*DATA SUPPLIED*
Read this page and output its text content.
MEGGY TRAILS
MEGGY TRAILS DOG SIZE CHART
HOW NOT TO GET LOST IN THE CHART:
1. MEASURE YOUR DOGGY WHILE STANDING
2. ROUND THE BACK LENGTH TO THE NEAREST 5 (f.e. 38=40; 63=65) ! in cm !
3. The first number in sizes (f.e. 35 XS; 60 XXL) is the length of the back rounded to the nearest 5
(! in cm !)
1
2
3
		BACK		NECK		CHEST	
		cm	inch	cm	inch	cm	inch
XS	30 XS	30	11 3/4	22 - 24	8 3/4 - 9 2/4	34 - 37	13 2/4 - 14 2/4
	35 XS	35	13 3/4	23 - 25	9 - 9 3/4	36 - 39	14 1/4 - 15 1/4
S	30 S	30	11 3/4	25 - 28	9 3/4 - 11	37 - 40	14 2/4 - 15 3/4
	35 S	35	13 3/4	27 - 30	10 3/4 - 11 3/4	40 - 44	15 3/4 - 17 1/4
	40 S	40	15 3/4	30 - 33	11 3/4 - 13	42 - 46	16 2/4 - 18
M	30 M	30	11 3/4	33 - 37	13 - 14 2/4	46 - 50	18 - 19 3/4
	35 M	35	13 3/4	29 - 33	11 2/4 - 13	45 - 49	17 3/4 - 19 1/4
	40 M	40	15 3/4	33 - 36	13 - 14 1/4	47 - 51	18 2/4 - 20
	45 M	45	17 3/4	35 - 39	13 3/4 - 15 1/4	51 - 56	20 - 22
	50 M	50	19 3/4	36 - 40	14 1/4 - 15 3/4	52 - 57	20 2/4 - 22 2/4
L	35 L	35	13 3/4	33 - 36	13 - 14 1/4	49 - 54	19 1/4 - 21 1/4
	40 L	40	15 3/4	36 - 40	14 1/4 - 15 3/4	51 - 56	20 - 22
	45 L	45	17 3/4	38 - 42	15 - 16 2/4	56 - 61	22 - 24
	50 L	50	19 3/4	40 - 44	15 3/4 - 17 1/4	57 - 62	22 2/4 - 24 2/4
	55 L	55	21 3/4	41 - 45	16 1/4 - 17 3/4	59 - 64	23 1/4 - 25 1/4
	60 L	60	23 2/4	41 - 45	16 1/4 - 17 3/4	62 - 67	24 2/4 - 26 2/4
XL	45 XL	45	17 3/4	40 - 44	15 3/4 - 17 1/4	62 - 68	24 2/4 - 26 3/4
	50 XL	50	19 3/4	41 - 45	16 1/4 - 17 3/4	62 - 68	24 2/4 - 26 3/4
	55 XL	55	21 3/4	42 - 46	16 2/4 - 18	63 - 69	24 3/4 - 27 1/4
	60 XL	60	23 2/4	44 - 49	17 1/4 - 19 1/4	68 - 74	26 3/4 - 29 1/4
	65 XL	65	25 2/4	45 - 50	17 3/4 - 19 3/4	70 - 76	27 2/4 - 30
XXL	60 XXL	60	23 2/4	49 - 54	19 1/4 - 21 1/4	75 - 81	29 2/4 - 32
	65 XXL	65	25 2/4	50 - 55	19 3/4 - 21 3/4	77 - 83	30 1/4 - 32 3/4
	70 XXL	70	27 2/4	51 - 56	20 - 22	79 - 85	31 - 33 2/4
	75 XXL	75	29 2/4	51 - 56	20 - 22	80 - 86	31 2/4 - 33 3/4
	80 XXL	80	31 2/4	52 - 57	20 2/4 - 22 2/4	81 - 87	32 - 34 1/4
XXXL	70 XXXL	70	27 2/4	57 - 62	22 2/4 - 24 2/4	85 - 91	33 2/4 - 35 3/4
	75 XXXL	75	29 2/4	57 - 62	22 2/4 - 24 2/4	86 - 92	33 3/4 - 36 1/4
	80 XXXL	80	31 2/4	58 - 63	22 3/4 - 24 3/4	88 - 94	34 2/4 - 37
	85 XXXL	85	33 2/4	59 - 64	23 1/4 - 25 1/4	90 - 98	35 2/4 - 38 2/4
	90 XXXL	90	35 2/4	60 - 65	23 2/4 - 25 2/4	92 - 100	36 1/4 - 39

*YOUR GOAL*
Scan the listing above. Collect all lines with the word "MEGGY".

*TASK RESULT*
MEGGY TRAILS
MEGGY TRAILS DOG SIZE CHART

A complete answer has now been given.